> [GIVEN TASK]:
Give every entry again, unchanged, and leave its images out.

— Begin DATA TO PROCESS —

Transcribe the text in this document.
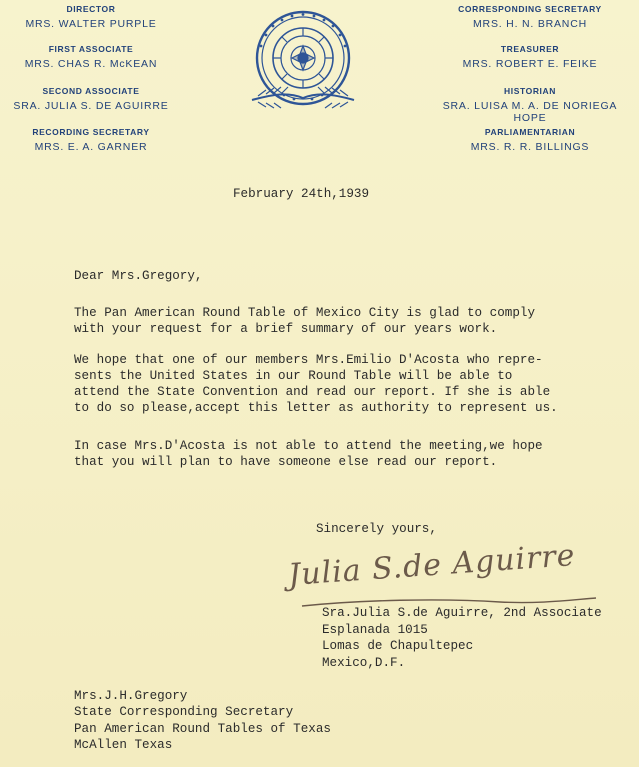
DIRECTOR
MRS. WALTER PURPLE
FIRST ASSOCIATE
MRS. CHAS R. McKEAN
SECOND ASSOCIATE
SRA. JULIA S. DE AGUIRRE
RECORDING SECRETARY
MRS. E. A. GARNER
CORRESPONDING SECRETARY
MRS. H. N. BRANCH
TREASURER
MRS. ROBERT E. FEIKE
HISTORIAN
SRA. LUISA M. A. DE NORIEGA HOPE
PARLIAMENTARIAN
MRS. R. R. BILLINGS
February 24th,1939
Dear Mrs.Gregory,
The Pan American Round Table of Mexico City is glad to comply
with your request for a brief summary of our years work.
We hope that one of our members Mrs.Emilio D'Acosta who repre-
sents the United States in our Round Table will be able to
attend the State Convention and read our report. If she is able
to do so please,accept this letter as authority to represent us.
In case Mrs.D'Acosta is not able to attend the meeting,we hope
that you will plan to have someone else read our report.
Sincerely yours,
Julia S.de Aguirre
Sra.Julia S.de Aguirre, 2nd Associate
Esplanada 1015
Lomas de Chapultepec
Mexico,D.F.
Mrs.J.H.Gregory
State Corresponding Secretary
Pan American Round Tables of Texas
McAllen Texas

— End DATA TO PROCESS —

> [TASK OUTPUT]:
Transcribe the text in this document.
DIRECTOR
MRS. WALTER PURPLE
FIRST ASSOCIATE
MRS. CHAS R. McKEAN
SECOND ASSOCIATE
SRA. JULIA S. DE AGUIRRE
RECORDING SECRETARY
MRS. E. A. GARNER
CORRESPONDING SECRETARY
MRS. H. N. BRANCH
TREASURER
MRS. ROBERT E. FEIKE
HISTORIAN
SRA. LUISA M. A. DE NORIEGA HOPE
PARLIAMENTARIAN
MRS. R. R. BILLINGS
February 24th,1939
Dear Mrs.Gregory,
The Pan American Round Table of Mexico City is glad to comply
with your request for a brief summary of our years work.
We hope that one of our members Mrs.Emilio D'Acosta who repre-
sents the United States in our Round Table will be able to
attend the State Convention and read our report. If she is able
to do so please,accept this letter as authority to represent us.
In case Mrs.D'Acosta is not able to attend the meeting,we hope
that you will plan to have someone else read our report.
Sincerely yours,
Julia S.de Aguirre
Sra.Julia S.de Aguirre, 2nd Associate
Esplanada 1015
Lomas de Chapultepec
Mexico,D.F.
Mrs.J.H.Gregory
State Corresponding Secretary
Pan American Round Tables of Texas
McAllen Texas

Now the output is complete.